Reproduce the records below exactly as they appear, omitting any pictures they contain.

## begin Records for processing

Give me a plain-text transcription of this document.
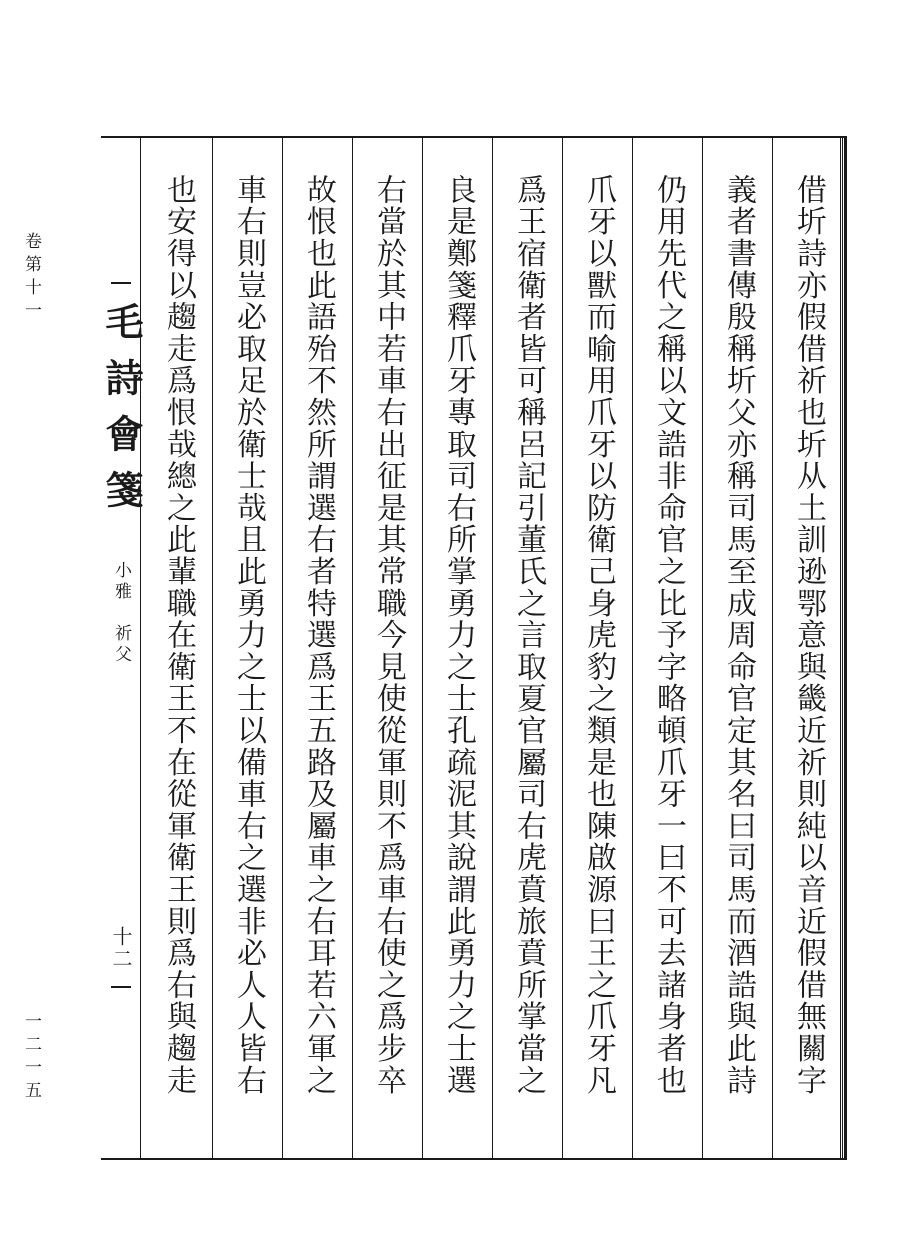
卷第十一
一二一五
毛詩會箋
小雅　祈父
十二	借圻詩亦假借祈也圻从土訓逊鄂意與畿近祈則純以音近假借無關字
義者書傳殷稱圻父亦稱司馬至成周命官定其名曰司馬而酒誥與此詩
仍用先代之稱以文誥非命官之比予字略頓爪牙一曰不可去諸身者也
爪牙以獸而喻用爪牙以防衛己身虎豹之類是也陳啟源曰王之爪牙凡
爲王宿衛者皆可稱呂記引董氏之言取夏官屬司右虎賁旅賁所掌當之
良是鄭箋釋爪牙專取司右所掌勇力之士孔疏泥其說謂此勇力之士選
右當於其中若車右出征是其常職今見使從軍則不爲車右使之爲步卒
故恨也此語殆不然所謂選右者特選爲王五路及屬車之右耳若六軍之
車右則豈必取足於衛士哉且此勇力之士以備車右之選非必人人皆右
也安得以趨走爲恨哉總之此輩職在衛王不在從軍衛王則爲右與趨走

## end Records for processing

■ Solution:
Give me a plain-text transcription of this document.
卷第十一
一二一五
毛詩會箋
小雅　祈父
十二	借圻詩亦假借祈也圻从土訓逊鄂意與畿近祈則純以音近假借無關字
義者書傳殷稱圻父亦稱司馬至成周命官定其名曰司馬而酒誥與此詩
仍用先代之稱以文誥非命官之比予字略頓爪牙一曰不可去諸身者也
爪牙以獸而喻用爪牙以防衛己身虎豹之類是也陳啟源曰王之爪牙凡
爲王宿衛者皆可稱呂記引董氏之言取夏官屬司右虎賁旅賁所掌當之
良是鄭箋釋爪牙專取司右所掌勇力之士孔疏泥其說謂此勇力之士選
右當於其中若車右出征是其常職今見使從軍則不爲車右使之爲步卒
故恨也此語殆不然所謂選右者特選爲王五路及屬車之右耳若六軍之
車右則豈必取足於衛士哉且此勇力之士以備車右之選非必人人皆右
也安得以趨走爲恨哉總之此輩職在衛王不在從軍衛王則爲右與趨走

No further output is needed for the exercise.